▶ MATERIAL
______________________________

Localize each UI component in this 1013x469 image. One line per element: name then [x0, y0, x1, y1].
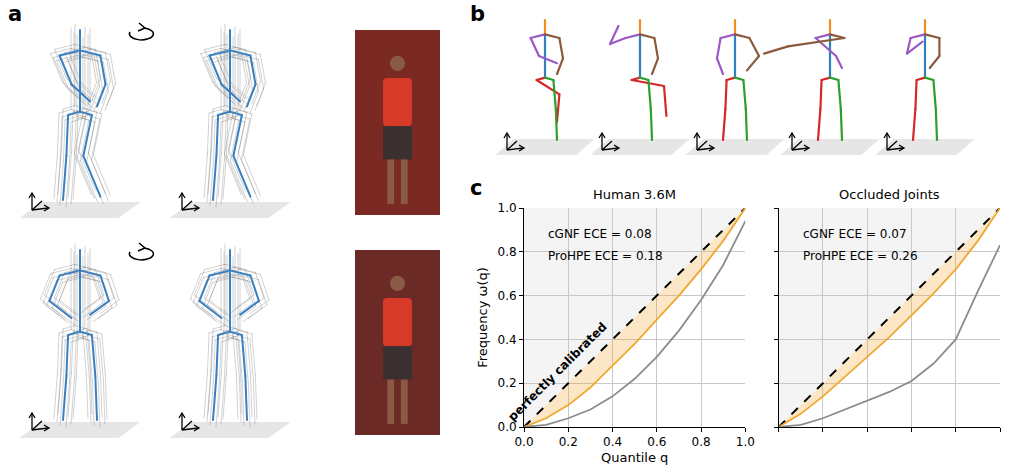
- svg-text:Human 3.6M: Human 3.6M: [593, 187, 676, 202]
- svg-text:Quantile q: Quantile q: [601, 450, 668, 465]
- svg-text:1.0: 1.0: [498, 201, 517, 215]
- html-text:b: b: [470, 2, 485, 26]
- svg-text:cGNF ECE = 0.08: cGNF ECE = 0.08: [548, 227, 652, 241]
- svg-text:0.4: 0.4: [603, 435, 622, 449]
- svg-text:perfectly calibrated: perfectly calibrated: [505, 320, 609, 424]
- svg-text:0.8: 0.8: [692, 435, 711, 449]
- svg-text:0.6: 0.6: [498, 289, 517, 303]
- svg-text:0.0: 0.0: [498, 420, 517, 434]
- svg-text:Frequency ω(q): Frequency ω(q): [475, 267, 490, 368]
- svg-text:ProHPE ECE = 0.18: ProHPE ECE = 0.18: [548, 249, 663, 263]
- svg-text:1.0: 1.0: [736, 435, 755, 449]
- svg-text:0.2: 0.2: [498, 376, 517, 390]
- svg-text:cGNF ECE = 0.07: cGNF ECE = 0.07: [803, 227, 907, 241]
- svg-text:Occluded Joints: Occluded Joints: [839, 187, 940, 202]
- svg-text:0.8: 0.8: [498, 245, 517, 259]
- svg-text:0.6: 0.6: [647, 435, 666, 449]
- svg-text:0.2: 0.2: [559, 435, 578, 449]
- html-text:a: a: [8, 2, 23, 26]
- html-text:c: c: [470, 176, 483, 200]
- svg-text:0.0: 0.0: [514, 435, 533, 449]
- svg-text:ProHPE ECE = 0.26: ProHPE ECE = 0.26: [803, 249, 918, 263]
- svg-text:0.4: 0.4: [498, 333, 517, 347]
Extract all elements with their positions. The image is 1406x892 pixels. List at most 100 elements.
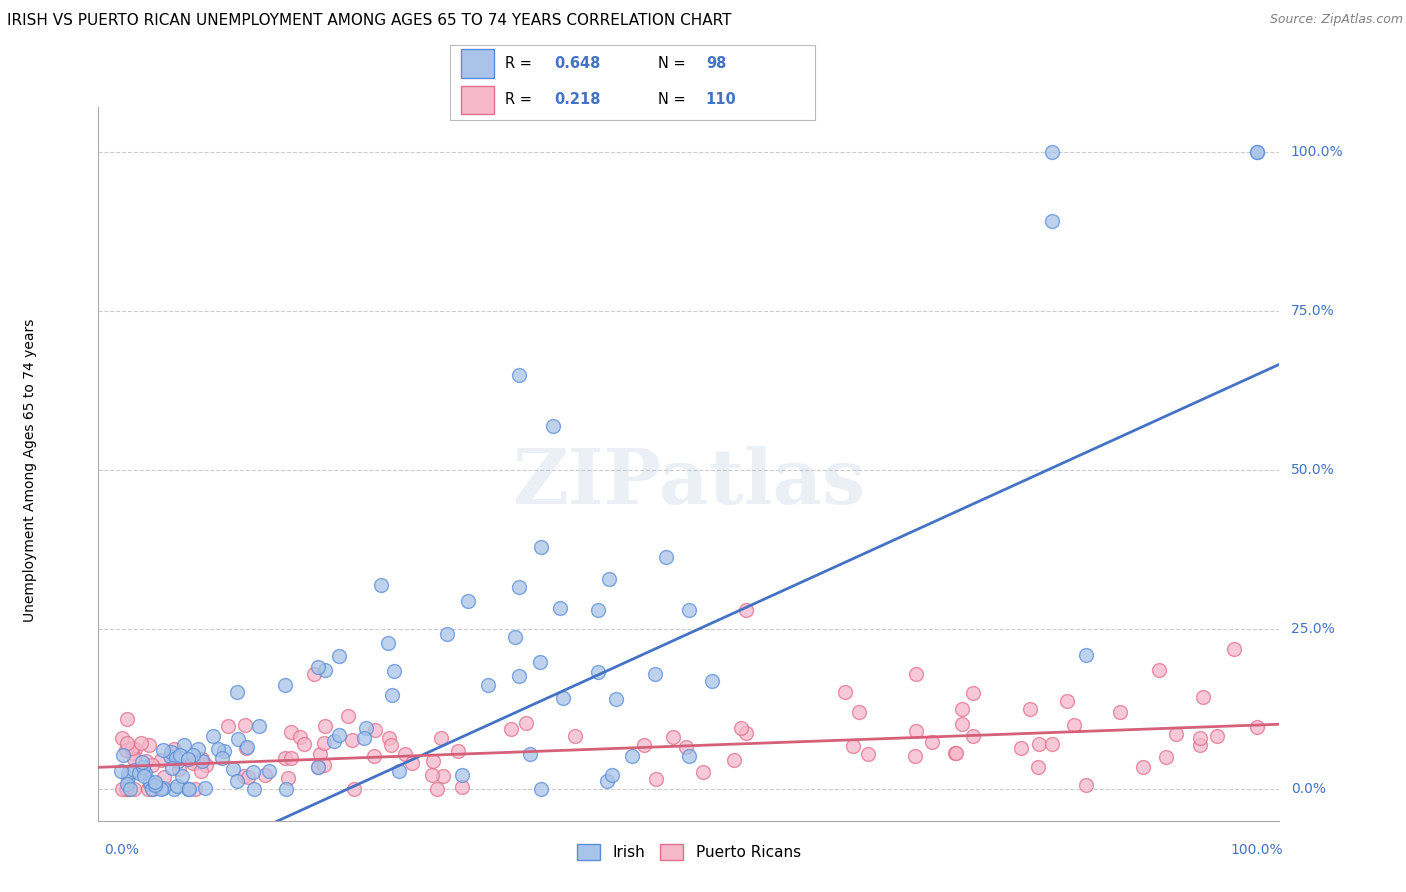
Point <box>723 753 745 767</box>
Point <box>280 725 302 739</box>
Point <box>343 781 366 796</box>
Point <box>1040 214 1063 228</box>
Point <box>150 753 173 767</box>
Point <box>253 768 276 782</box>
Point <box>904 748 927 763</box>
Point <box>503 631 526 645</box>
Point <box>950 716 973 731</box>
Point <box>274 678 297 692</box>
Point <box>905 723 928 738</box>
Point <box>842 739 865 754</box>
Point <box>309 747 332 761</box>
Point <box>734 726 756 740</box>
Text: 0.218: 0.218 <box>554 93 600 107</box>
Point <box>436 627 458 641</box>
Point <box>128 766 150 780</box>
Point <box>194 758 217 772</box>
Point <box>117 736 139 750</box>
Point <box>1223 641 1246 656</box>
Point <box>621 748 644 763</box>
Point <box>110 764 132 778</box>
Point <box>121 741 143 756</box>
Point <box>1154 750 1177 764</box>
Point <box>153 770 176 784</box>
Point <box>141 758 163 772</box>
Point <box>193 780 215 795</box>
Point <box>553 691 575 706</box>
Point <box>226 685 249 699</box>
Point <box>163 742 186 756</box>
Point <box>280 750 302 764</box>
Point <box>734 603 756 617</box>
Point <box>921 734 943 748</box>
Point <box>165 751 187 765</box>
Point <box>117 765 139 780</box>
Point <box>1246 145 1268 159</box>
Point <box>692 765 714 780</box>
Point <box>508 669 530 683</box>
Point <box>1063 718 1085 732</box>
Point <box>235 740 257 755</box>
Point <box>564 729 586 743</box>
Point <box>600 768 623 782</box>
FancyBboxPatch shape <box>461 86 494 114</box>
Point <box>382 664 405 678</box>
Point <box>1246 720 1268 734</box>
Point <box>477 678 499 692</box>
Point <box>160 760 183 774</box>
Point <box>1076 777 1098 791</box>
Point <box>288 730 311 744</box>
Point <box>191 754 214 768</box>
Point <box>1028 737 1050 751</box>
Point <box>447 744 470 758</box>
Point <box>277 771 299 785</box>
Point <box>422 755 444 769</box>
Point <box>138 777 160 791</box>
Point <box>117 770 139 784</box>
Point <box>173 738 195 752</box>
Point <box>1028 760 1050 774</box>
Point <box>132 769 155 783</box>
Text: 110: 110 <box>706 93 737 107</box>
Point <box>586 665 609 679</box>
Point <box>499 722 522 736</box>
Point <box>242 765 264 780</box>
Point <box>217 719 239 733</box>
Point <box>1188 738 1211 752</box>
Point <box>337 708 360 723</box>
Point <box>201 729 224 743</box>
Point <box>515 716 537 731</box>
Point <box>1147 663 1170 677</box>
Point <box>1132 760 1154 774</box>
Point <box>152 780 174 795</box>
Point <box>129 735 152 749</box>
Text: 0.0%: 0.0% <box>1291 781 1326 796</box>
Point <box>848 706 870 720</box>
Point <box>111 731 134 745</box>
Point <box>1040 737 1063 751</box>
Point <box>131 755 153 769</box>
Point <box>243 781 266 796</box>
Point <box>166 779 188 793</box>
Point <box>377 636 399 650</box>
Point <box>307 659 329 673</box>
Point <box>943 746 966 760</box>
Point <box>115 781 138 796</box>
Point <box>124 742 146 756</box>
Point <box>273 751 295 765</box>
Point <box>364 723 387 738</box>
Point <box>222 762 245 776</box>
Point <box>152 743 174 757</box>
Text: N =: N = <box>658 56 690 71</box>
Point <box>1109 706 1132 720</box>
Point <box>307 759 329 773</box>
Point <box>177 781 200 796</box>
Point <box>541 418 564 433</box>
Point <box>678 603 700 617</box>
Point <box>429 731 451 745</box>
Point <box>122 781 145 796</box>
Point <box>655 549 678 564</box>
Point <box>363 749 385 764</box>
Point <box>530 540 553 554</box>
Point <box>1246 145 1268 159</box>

______________________________

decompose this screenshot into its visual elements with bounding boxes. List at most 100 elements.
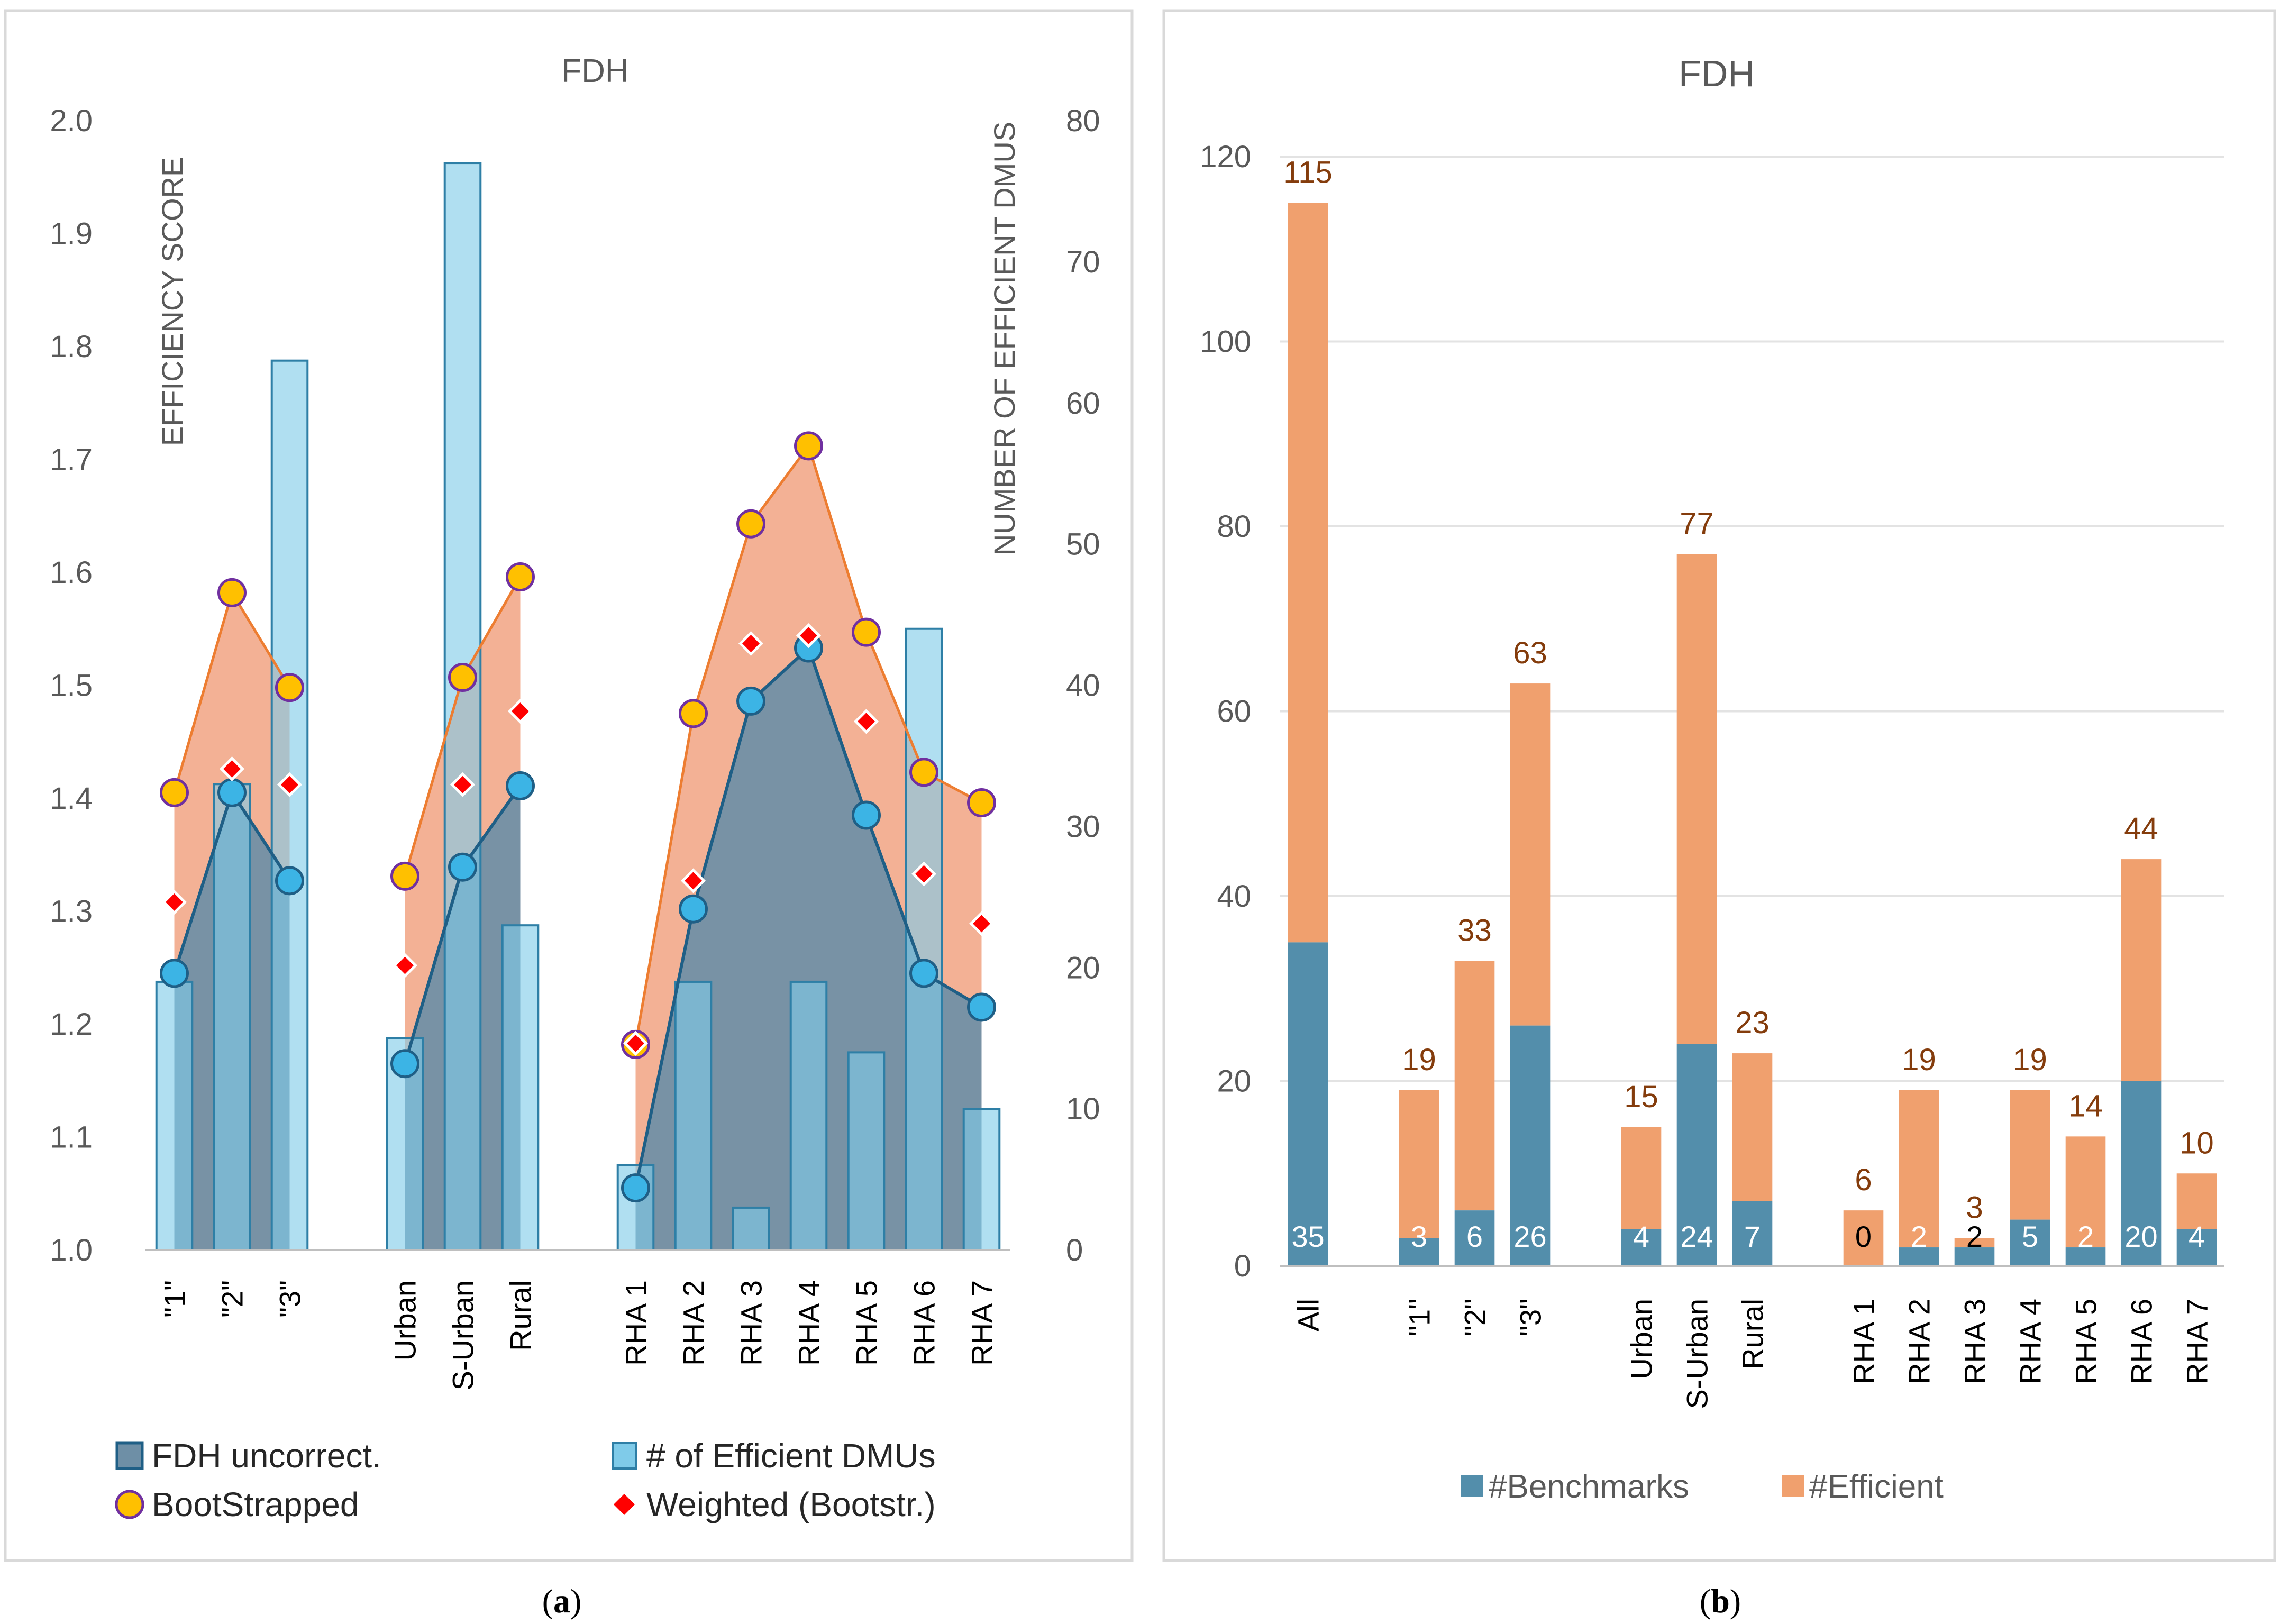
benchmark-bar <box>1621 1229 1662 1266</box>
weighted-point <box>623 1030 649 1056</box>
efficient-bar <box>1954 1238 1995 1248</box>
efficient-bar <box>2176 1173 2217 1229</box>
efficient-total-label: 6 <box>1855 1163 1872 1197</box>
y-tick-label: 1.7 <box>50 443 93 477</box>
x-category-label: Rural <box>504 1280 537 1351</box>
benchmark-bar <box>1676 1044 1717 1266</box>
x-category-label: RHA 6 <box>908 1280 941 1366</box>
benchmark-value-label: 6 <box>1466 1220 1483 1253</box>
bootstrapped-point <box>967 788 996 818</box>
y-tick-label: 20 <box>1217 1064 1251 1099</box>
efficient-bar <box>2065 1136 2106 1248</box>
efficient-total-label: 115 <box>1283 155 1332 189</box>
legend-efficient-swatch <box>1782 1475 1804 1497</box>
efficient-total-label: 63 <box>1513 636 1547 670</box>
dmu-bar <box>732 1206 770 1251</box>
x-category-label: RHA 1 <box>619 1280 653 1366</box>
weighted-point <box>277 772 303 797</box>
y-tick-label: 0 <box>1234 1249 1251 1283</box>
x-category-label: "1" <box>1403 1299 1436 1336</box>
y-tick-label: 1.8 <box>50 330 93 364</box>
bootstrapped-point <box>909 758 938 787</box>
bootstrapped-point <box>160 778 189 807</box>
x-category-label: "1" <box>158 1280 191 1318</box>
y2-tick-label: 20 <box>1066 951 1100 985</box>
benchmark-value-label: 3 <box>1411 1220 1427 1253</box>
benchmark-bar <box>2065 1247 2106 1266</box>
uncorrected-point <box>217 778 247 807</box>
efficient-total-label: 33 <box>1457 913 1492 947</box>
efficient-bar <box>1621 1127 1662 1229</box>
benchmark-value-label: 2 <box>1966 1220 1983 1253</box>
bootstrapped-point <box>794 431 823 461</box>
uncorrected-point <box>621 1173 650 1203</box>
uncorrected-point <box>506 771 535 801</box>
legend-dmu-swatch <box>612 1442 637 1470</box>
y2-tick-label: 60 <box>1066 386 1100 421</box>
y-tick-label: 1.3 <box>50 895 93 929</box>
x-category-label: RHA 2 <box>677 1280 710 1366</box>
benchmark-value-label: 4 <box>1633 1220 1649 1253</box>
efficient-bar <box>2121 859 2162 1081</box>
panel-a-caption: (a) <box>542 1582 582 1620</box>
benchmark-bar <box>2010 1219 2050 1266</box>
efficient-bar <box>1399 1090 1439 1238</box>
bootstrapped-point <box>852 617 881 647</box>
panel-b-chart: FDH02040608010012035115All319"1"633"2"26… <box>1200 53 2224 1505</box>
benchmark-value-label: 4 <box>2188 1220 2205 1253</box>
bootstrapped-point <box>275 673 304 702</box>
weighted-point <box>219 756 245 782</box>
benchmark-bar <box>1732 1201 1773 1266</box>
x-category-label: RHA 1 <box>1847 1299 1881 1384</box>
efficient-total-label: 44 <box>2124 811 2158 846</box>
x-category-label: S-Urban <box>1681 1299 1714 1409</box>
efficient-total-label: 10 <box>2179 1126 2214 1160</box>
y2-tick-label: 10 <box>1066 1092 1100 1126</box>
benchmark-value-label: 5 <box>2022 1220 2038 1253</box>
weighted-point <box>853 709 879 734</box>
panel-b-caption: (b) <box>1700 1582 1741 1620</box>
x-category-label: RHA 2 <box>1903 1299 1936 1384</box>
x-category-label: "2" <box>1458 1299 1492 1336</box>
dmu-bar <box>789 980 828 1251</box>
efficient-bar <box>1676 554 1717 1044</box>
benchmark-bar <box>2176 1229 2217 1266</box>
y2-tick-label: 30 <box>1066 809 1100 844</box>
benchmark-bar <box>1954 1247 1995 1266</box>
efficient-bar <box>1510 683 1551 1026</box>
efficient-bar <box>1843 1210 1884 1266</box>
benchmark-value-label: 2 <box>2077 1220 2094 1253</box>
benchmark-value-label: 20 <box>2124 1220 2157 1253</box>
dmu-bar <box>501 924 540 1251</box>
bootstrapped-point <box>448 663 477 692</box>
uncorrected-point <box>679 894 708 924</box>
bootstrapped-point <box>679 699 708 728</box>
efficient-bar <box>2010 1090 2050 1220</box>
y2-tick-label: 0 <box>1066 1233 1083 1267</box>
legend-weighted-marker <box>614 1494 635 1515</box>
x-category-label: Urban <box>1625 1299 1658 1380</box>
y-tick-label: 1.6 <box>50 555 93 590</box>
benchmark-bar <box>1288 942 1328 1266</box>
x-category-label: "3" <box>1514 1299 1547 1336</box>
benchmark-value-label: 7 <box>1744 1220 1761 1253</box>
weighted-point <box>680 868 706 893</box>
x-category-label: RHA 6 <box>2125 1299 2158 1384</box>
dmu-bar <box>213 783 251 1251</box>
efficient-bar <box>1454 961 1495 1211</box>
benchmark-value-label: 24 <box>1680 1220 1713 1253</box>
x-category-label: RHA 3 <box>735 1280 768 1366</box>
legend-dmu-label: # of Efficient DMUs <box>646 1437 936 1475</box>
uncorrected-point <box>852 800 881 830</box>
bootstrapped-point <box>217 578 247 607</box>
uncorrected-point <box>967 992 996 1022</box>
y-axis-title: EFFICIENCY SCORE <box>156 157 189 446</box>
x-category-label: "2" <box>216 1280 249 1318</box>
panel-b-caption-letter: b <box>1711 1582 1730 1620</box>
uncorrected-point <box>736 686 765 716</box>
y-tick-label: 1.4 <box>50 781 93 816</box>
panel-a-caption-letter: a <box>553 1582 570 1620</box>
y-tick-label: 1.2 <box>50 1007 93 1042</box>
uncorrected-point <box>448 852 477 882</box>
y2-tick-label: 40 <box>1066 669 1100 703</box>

______________________________

▶ WHAT YOU ARE ASKED TO DO
Rename "weighted-point" as "weighted-marker" and give the rows again, starting at the row that has "benchmark-bar <box>1621 1229 1662 1266</box>" and ending with the row that has "y-tick-label: 1.7 <box>50 443 93 477</box>". Leave everything else unchanged.

▶ PROBLEM SOLUTION
benchmark-bar <box>1621 1229 1662 1266</box>
weighted-marker <box>623 1030 649 1056</box>
efficient-bar <box>1954 1238 1995 1248</box>
efficient-bar <box>2176 1173 2217 1229</box>
efficient-total-label: 6 <box>1855 1163 1872 1197</box>
y-tick-label: 1.7 <box>50 443 93 477</box>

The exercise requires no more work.